▶ _Extracted information_

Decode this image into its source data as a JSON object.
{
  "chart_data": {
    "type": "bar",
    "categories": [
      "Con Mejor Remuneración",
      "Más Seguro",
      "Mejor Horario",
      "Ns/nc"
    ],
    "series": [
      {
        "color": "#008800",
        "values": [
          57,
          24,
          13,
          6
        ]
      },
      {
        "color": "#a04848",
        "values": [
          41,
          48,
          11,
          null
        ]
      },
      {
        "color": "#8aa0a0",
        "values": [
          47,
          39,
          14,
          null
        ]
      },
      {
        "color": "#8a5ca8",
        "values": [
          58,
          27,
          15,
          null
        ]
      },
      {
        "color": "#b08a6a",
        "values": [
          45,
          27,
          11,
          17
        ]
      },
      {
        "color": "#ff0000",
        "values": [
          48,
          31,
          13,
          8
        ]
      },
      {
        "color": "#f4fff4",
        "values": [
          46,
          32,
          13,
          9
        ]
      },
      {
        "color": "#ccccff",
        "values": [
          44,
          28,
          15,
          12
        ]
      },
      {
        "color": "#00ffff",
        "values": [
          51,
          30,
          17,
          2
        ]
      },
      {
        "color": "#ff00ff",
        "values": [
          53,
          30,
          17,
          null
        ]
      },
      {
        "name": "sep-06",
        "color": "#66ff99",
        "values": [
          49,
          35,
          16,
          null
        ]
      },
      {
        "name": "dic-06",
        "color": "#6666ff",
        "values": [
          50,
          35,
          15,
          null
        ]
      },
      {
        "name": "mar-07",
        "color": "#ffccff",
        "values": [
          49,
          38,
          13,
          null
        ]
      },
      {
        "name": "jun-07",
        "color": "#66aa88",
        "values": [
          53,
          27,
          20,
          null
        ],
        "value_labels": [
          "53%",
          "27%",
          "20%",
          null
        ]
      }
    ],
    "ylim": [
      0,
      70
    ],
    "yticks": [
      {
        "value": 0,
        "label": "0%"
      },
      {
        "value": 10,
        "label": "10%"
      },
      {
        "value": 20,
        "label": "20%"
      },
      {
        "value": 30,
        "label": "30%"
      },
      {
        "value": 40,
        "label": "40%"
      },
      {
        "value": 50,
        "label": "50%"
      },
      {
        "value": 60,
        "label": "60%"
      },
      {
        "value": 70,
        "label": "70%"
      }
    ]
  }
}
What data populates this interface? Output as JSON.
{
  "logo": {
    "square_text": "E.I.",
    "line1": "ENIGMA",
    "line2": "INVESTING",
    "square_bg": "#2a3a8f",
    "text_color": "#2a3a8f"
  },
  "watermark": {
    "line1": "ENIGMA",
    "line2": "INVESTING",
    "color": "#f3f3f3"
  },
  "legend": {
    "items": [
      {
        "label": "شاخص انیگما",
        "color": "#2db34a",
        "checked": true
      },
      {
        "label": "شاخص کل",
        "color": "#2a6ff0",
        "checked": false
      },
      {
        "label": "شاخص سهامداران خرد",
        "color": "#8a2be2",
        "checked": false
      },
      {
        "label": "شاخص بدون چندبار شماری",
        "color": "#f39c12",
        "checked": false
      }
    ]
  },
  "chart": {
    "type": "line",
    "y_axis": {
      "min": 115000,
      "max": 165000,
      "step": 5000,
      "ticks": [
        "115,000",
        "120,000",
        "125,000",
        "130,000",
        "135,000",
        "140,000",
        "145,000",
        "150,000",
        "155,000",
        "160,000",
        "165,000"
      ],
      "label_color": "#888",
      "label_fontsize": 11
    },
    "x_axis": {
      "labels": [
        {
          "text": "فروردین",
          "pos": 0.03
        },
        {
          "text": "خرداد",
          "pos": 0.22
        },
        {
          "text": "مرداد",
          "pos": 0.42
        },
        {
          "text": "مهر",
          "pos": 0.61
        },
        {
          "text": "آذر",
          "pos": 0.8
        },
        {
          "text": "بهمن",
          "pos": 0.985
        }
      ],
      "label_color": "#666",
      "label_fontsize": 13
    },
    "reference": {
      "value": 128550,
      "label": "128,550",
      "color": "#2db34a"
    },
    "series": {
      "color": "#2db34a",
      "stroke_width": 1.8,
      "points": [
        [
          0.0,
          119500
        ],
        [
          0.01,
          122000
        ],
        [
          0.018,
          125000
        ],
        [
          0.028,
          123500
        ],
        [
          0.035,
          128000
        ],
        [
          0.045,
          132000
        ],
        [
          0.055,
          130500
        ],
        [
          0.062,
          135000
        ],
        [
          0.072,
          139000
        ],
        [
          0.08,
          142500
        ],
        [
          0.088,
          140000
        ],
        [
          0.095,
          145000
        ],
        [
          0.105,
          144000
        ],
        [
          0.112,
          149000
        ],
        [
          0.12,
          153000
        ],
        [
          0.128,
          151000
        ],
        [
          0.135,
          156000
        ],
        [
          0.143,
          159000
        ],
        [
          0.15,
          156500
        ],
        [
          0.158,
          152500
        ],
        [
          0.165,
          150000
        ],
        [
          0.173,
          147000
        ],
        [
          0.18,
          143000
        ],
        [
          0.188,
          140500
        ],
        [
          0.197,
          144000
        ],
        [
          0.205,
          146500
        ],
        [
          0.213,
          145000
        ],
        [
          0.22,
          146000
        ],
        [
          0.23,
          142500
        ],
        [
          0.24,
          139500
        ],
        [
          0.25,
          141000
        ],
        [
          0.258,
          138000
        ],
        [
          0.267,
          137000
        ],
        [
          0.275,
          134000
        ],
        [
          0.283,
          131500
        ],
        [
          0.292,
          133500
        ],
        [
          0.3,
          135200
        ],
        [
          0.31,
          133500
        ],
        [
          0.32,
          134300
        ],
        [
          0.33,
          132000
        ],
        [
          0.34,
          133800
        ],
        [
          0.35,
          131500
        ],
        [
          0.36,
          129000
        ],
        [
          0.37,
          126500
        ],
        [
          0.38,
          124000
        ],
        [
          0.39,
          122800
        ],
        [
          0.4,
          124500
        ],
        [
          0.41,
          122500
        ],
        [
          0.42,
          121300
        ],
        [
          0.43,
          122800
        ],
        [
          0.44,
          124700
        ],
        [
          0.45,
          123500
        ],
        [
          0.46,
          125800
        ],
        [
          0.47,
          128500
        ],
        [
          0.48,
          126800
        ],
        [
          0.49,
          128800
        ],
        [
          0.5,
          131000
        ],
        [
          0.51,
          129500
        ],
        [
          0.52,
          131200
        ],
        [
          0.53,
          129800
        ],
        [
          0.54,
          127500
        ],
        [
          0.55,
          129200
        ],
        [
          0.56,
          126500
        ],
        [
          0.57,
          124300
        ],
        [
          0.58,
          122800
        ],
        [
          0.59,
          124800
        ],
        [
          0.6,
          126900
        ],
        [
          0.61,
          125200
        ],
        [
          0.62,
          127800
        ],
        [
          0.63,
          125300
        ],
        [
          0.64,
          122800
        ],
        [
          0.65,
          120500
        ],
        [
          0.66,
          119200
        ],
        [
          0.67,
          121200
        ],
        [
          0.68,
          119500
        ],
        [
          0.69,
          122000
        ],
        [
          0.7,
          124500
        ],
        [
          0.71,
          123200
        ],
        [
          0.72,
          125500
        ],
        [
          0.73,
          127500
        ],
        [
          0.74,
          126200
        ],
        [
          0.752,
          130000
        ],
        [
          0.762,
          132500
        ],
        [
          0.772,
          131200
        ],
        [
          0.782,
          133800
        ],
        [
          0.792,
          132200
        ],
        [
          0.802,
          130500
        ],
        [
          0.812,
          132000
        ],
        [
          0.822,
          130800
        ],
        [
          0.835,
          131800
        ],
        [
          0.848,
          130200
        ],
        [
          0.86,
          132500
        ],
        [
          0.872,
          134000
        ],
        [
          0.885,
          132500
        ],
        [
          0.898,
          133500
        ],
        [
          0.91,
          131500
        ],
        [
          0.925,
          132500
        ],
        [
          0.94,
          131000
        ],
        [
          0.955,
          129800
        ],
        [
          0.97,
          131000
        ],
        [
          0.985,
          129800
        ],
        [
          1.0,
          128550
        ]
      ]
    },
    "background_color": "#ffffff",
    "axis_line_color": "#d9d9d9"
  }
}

▶ _The request_
State how many lines include the string "JSON". Give no other information.

▶ _Reply_
2